● What the task asks:
Please set down all the lines beneath this one exactly, without the pictures.

═══ Dataset

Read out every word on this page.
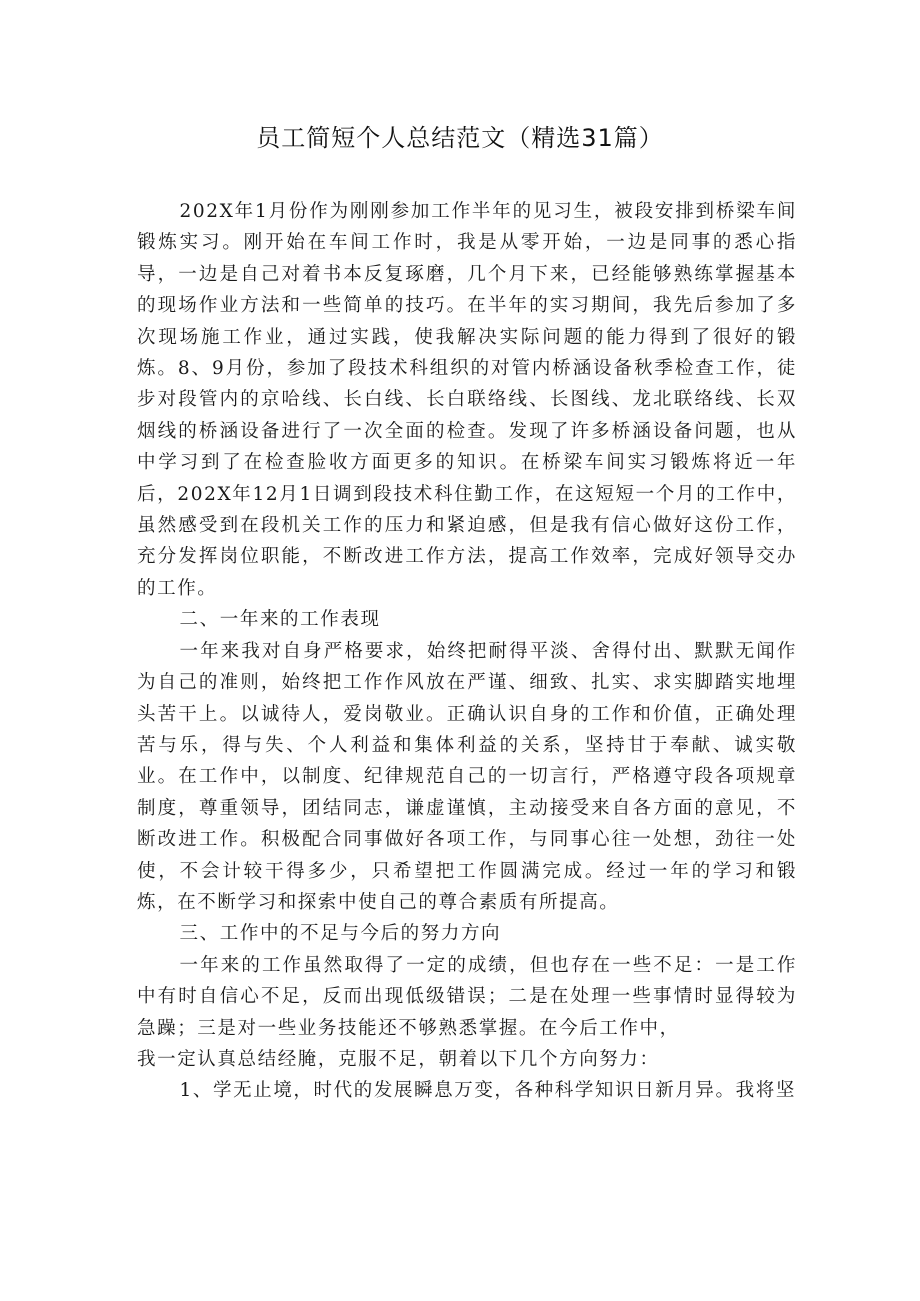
员工简短个人总结范文（精选31篇）

202X年1月份作为刚刚参加工作半年的见习生，被段安排到桥梁车间锻炼实习。刚开始在车间工作时，我是从零开始，一边是同事的悉心指导，一边是自己对着书本反复琢磨，几个月下来，已经能够熟练掌握基本的现场作业方法和一些简单的技巧。在半年的实习期间，我先后参加了多次现场施工作业，通过实践，使我解决实际问题的能力得到了很好的锻炼。8、9月份，参加了段技术科组织的对管内桥涵设备秋季检查工作，徒步对段管内的京哈线、长白线、长白联络线、长图线、龙北联络线、长双烟线的桥涵设备进行了一次全面的检查。发现了许多桥涵设备问题，也从中学习到了在检查脸收方面更多的知识。在桥梁车间实习锻炼将近一年后，202X年12月1日调到段技术科住勤工作，在这短短一个月的工作中，虽然感受到在段机关工作的压力和紧迫感，但是我有信心做好这份工作，充分发挥岗位职能，不断改进工作方法，提高工作效率，完成好领导交办的工作。

二、一年来的工作表现

一年来我对自身严格要求，始终把耐得平淡、舍得付出、默默无闻作为自己的准则，始终把工作作风放在严谨、细致、扎实、求实脚踏实地埋头苦干上。以诚待人，爱岗敬业。正确认识自身的工作和价值，正确处理苦与乐，得与失、个人利益和集体利益的关系，坚持甘于奉献、诚实敬业。在工作中，以制度、纪律规范自己的一切言行，严格遵守段各项规章制度，尊重领导，团结同志，谦虚谨慎，主动接受来自各方面的意见，不断改进工作。积极配合同事做好各项工作，与同事心往一处想，劲往一处使，不会计较干得多少，只希望把工作圆满完成。经过一年的学习和锻炼，在不断学习和探索中使自己的尊合素质有所提高。

三、工作中的不足与今后的努力方向

一年来的工作虽然取得了一定的成绩，但也存在一些不足：一是工作中有时自信心不足，反而出现低级错误；二是在处理一些事情时显得较为急躁；三是对一些业务技能还不够熟悉掌握。在今后工作中，

我一定认真总结经腌，克服不足，朝着以下几个方向努力：

1、学无止境，时代的发展瞬息万变，各种科学知识日新月异。我将坚
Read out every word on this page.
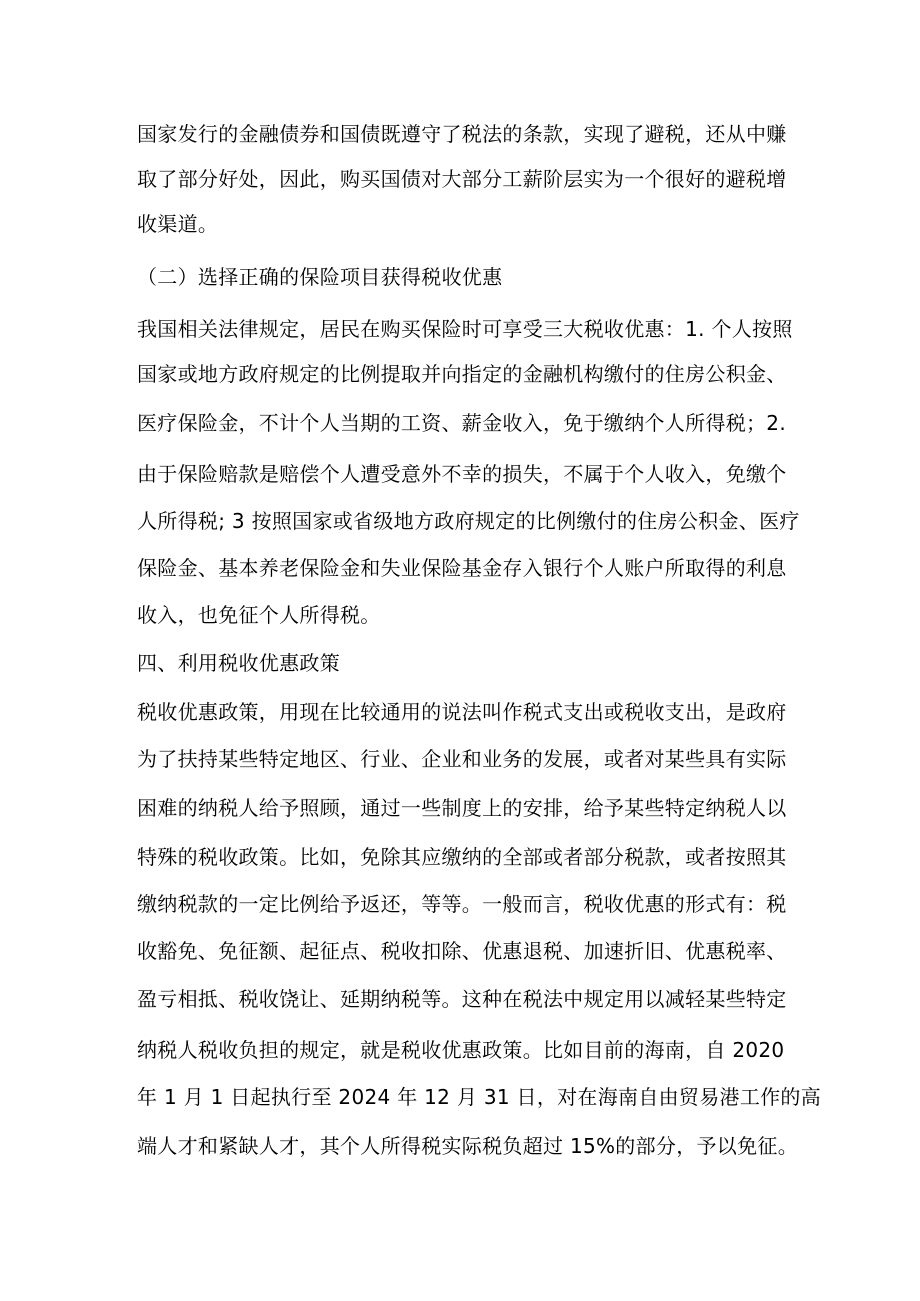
国家发行的金融债券和国债既遵守了税法的条款，实现了避税，还从中赚
取了部分好处，因此，购买国债对大部分工薪阶层实为一个很好的避税增
收渠道。
（二）选择正确的保险项目获得税收优惠
我国相关法律规定，居民在购买保险时可享受三大税收优惠：1. 个人按照
国家或地方政府规定的比例提取并向指定的金融机构缴付的住房公积金、
医疗保险金，不计个人当期的工资、薪金收入，免于缴纳个人所得税；2.
由于保险赔款是赔偿个人遭受意外不幸的损失，不属于个人收入，免缴个
人所得税; 3 按照国家或省级地方政府规定的比例缴付的住房公积金、医疗
保险金、基本养老保险金和失业保险基金存入银行个人账户所取得的利息
收入，也免征个人所得税。
四、利用税收优惠政策
税收优惠政策，用现在比较通用的说法叫作税式支出或税收支出，是政府
为了扶持某些特定地区、行业、企业和业务的发展，或者对某些具有实际
困难的纳税人给予照顾，通过一些制度上的安排，给予某些特定纳税人以
特殊的税收政策。比如，免除其应缴纳的全部或者部分税款，或者按照其
缴纳税款的一定比例给予返还，等等。一般而言，税收优惠的形式有：税
收豁免、免征额、起征点、税收扣除、优惠退税、加速折旧、优惠税率、
盈亏相抵、税收饶让、延期纳税等。这种在税法中规定用以减轻某些特定
纳税人税收负担的规定，就是税收优惠政策。比如目前的海南，自 2020
年 1 月 1 日起执行至 2024 年 12 月 31 日，对在海南自由贸易港工作的高
端人才和紧缺人才，其个人所得税实际税负超过 15%的部分，予以免征。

══════

● The completed task:
Read out every word on this page.
员工简短个人总结范文（精选31篇）

202X年1月份作为刚刚参加工作半年的见习生，被段安排到桥梁车间锻炼实习。刚开始在车间工作时，我是从零开始，一边是同事的悉心指导，一边是自己对着书本反复琢磨，几个月下来，已经能够熟练掌握基本的现场作业方法和一些简单的技巧。在半年的实习期间，我先后参加了多次现场施工作业，通过实践，使我解决实际问题的能力得到了很好的锻炼。8、9月份，参加了段技术科组织的对管内桥涵设备秋季检查工作，徒步对段管内的京哈线、长白线、长白联络线、长图线、龙北联络线、长双烟线的桥涵设备进行了一次全面的检查。发现了许多桥涵设备问题，也从中学习到了在检查脸收方面更多的知识。在桥梁车间实习锻炼将近一年后，202X年12月1日调到段技术科住勤工作，在这短短一个月的工作中，虽然感受到在段机关工作的压力和紧迫感，但是我有信心做好这份工作，充分发挥岗位职能，不断改进工作方法，提高工作效率，完成好领导交办的工作。

二、一年来的工作表现

一年来我对自身严格要求，始终把耐得平淡、舍得付出、默默无闻作为自己的准则，始终把工作作风放在严谨、细致、扎实、求实脚踏实地埋头苦干上。以诚待人，爱岗敬业。正确认识自身的工作和价值，正确处理苦与乐，得与失、个人利益和集体利益的关系，坚持甘于奉献、诚实敬业。在工作中，以制度、纪律规范自己的一切言行，严格遵守段各项规章制度，尊重领导，团结同志，谦虚谨慎，主动接受来自各方面的意见，不断改进工作。积极配合同事做好各项工作，与同事心往一处想，劲往一处使，不会计较干得多少，只希望把工作圆满完成。经过一年的学习和锻炼，在不断学习和探索中使自己的尊合素质有所提高。

三、工作中的不足与今后的努力方向

一年来的工作虽然取得了一定的成绩，但也存在一些不足：一是工作中有时自信心不足，反而出现低级错误；二是在处理一些事情时显得较为急躁；三是对一些业务技能还不够熟悉掌握。在今后工作中，

我一定认真总结经腌，克服不足，朝着以下几个方向努力：

1、学无止境，时代的发展瞬息万变，各种科学知识日新月异。我将坚
Read out every word on this page.
国家发行的金融债券和国债既遵守了税法的条款，实现了避税，还从中赚
取了部分好处，因此，购买国债对大部分工薪阶层实为一个很好的避税增
收渠道。
（二）选择正确的保险项目获得税收优惠
我国相关法律规定，居民在购买保险时可享受三大税收优惠：1. 个人按照
国家或地方政府规定的比例提取并向指定的金融机构缴付的住房公积金、
医疗保险金，不计个人当期的工资、薪金收入，免于缴纳个人所得税；2.
由于保险赔款是赔偿个人遭受意外不幸的损失，不属于个人收入，免缴个
人所得税; 3 按照国家或省级地方政府规定的比例缴付的住房公积金、医疗
保险金、基本养老保险金和失业保险基金存入银行个人账户所取得的利息
收入，也免征个人所得税。
四、利用税收优惠政策
税收优惠政策，用现在比较通用的说法叫作税式支出或税收支出，是政府
为了扶持某些特定地区、行业、企业和业务的发展，或者对某些具有实际
困难的纳税人给予照顾，通过一些制度上的安排，给予某些特定纳税人以
特殊的税收政策。比如，免除其应缴纳的全部或者部分税款，或者按照其
缴纳税款的一定比例给予返还，等等。一般而言，税收优惠的形式有：税
收豁免、免征额、起征点、税收扣除、优惠退税、加速折旧、优惠税率、
盈亏相抵、税收饶让、延期纳税等。这种在税法中规定用以减轻某些特定
纳税人税收负担的规定，就是税收优惠政策。比如目前的海南，自 2020
年 1 月 1 日起执行至 2024 年 12 月 31 日，对在海南自由贸易港工作的高
端人才和紧缺人才，其个人所得税实际税负超过 15%的部分，予以免征。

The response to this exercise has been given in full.